[Stored data]
┏━━

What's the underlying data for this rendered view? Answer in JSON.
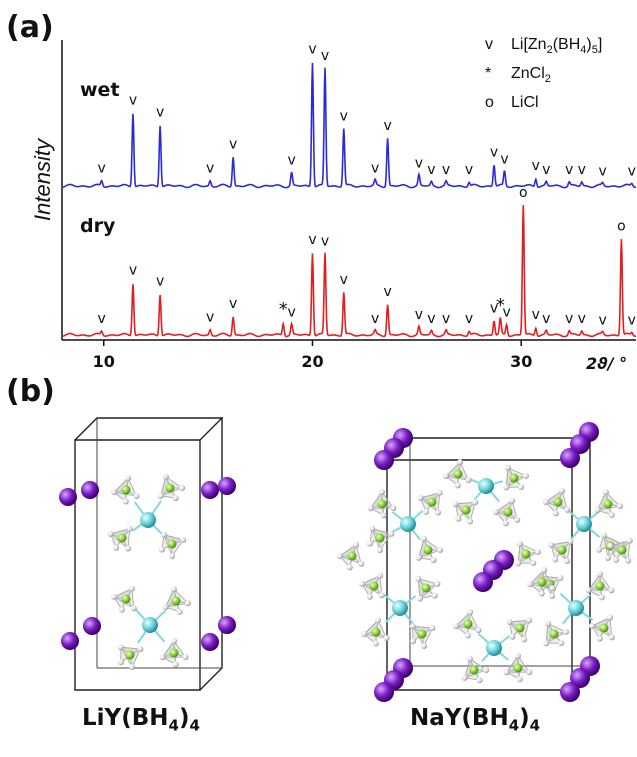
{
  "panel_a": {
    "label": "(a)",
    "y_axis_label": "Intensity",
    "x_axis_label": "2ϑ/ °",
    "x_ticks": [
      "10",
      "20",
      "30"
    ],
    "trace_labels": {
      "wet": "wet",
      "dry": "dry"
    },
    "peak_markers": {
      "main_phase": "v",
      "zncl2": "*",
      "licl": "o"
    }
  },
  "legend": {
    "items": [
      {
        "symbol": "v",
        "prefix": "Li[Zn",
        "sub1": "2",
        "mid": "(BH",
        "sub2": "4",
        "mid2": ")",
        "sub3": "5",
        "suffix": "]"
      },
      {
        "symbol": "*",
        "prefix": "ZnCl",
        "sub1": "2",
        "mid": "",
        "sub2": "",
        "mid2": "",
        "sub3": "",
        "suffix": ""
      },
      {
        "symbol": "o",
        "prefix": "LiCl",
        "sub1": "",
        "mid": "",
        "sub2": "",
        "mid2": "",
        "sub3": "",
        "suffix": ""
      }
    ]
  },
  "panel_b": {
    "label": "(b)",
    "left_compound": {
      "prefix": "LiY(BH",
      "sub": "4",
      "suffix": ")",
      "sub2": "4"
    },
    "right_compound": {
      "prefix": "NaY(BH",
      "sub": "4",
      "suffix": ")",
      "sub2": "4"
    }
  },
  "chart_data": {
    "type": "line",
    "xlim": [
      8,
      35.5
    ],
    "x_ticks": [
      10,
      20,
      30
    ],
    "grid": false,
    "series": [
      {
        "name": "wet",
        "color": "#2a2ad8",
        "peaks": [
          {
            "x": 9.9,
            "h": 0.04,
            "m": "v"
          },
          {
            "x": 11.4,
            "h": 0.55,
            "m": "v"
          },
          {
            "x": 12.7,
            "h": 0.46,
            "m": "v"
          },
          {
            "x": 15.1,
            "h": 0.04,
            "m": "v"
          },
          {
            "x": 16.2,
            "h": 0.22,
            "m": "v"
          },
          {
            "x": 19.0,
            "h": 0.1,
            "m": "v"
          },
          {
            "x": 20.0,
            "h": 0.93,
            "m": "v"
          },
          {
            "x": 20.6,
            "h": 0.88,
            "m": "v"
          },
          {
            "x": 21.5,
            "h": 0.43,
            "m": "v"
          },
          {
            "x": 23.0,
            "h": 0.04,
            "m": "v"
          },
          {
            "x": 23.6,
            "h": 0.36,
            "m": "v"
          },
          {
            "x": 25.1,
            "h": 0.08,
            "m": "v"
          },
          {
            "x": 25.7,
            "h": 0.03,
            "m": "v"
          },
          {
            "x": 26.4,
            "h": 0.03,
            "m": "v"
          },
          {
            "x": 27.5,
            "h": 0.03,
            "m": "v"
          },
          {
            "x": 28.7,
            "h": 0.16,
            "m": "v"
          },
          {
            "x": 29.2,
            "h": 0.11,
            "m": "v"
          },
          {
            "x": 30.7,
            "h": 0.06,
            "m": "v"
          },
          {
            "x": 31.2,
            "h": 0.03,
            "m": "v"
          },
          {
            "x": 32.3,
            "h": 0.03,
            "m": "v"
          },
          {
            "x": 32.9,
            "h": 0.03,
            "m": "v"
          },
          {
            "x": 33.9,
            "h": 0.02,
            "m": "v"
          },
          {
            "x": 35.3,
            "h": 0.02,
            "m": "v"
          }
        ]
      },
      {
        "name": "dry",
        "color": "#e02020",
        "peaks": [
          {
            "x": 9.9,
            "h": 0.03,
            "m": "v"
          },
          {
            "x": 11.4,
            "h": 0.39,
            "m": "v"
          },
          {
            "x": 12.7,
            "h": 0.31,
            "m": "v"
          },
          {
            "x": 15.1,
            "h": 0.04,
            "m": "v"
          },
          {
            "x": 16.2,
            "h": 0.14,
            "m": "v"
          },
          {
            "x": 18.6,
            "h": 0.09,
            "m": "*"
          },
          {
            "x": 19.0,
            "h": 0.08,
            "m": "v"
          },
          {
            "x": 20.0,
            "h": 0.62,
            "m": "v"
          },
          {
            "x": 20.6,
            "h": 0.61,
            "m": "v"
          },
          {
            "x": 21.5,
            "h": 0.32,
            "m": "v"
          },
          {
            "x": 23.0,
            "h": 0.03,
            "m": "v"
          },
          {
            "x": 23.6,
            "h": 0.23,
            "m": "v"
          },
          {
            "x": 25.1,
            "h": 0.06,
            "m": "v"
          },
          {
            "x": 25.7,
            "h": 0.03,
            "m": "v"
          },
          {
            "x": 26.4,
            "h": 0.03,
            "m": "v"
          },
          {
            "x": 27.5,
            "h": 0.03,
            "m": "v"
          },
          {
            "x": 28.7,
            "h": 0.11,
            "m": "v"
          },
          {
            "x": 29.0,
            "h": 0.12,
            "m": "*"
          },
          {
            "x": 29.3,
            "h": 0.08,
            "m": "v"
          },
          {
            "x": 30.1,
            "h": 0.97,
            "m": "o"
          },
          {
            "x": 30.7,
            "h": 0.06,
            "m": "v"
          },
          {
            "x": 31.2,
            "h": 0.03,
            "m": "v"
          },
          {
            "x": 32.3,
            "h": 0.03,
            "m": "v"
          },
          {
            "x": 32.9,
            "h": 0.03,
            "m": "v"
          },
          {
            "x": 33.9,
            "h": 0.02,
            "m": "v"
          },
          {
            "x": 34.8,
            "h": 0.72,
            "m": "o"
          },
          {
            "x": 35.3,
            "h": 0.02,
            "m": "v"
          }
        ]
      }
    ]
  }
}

┗━━

_The exercise_: Extract, from the listing above, every line where the string "prefix" occurs.

_Answer_:
        "prefix": "Li[Zn",
        "prefix": "ZnCl",
        "prefix": "LiCl",
      "prefix": "LiY(BH",
      "prefix": "NaY(BH",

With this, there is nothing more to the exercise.